→ **What is required**
From the listing below, pull out the lines that hold "subsequent".

→ **Records shown**
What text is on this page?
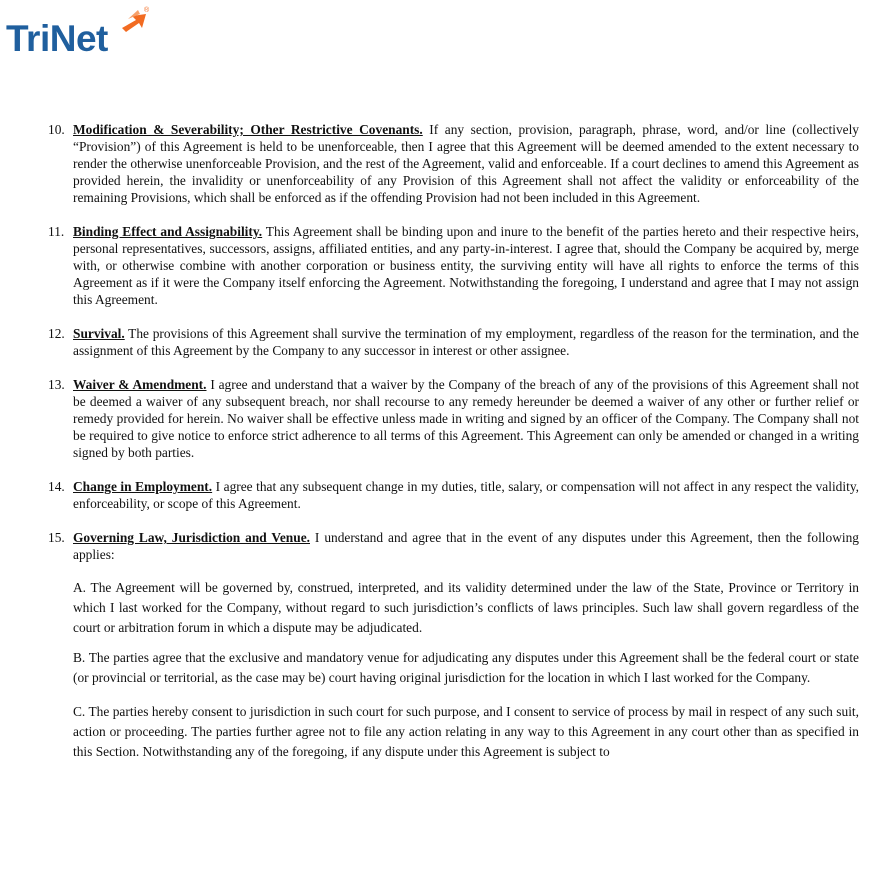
TriNet
®
10. Modification & Severability; Other Restrictive Covenants. If any section, provision, paragraph, phrase, word, and/or line (collectively “Provision”) of this Agreement is held to be unenforceable, then I agree that this Agreement will be deemed amended to the extent necessary to render the otherwise unenforceable Provision, and the rest of the Agreement, valid and enforceable. If a court declines to amend this Agreement as provided herein, the invalidity or unenforceability of any Provision of this Agreement shall not affect the validity or enforceability of the remaining Provisions, which shall be enforced as if the offending Provision had not been included in this Agreement.
11. Binding Effect and Assignability. This Agreement shall be binding upon and inure to the benefit of the parties hereto and their respective heirs, personal representatives, successors, assigns, affiliated entities, and any party-in-interest. I agree that, should the Company be acquired by, merge with, or otherwise combine with another corporation or business entity, the surviving entity will have all rights to enforce the terms of this Agreement as if it were the Company itself enforcing the Agreement. Notwithstanding the foregoing, I understand and agree that I may not assign this Agreement.
12. Survival. The provisions of this Agreement shall survive the termination of my employment, regardless of the reason for the termination, and the assignment of this Agreement by the Company to any successor in interest or other assignee.
13. Waiver & Amendment. I agree and understand that a waiver by the Company of the breach of any of the provisions of this Agreement shall not be deemed a waiver of any subsequent breach, nor shall recourse to any remedy hereunder be deemed a waiver of any other or further relief or remedy provided for herein. No waiver shall be effective unless made in writing and signed by an officer of the Company. The Company shall not be required to give notice to enforce strict adherence to all terms of this Agreement. This Agreement can only be amended or changed in a writing signed by both parties.
14. Change in Employment. I agree that any subsequent change in my duties, title, salary, or compensation will not affect in any respect the validity, enforceability, or scope of this Agreement.
15. Governing Law, Jurisdiction and Venue. I understand and agree that in the event of any disputes under this Agreement, then the following applies:

A. The Agreement will be governed by, construed, interpreted, and its validity determined under the law of the State, Province or Territory in which I last worked for the Company, without regard to such jurisdiction’s conflicts of laws principles. Such law shall govern regardless of the court or arbitration forum in which a dispute may be adjudicated.

B. The parties agree that the exclusive and mandatory venue for adjudicating any disputes under this Agreement shall be the federal court or state (or provincial or territorial, as the case may be) court having original jurisdiction for the location in which I last worked for the Company.

C. The parties hereby consent to jurisdiction in such court for such purpose, and I consent to service of process by mail in respect of any such suit, action or proceeding. The parties further agree not to file any action relating in any way to this Agreement in any court other than as specified in this Section. Notwithstanding any of the foregoing, if any dispute under this Agreement is subject to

→ **Response below**
13. Waiver & Amendment. I agree and understand that a waiver by the Company of the breach of any of the provisions of this Agreement shall not be deemed a waiver of any subsequent breach, nor shall recourse to any remedy hereunder be deemed a waiver of any other or further relief or remedy provided for herein. No waiver shall be effective unless made in writing and signed by an officer of the Company. The Company shall not be required to give notice to enforce strict adherence to all terms of this Agreement. This Agreement can only be amended or changed in a writing signed by both parties.
14. Change in Employment. I agree that any subsequent change in my duties, title, salary, or compensation will not affect in any respect the validity, enforceability, or scope of this Agreement.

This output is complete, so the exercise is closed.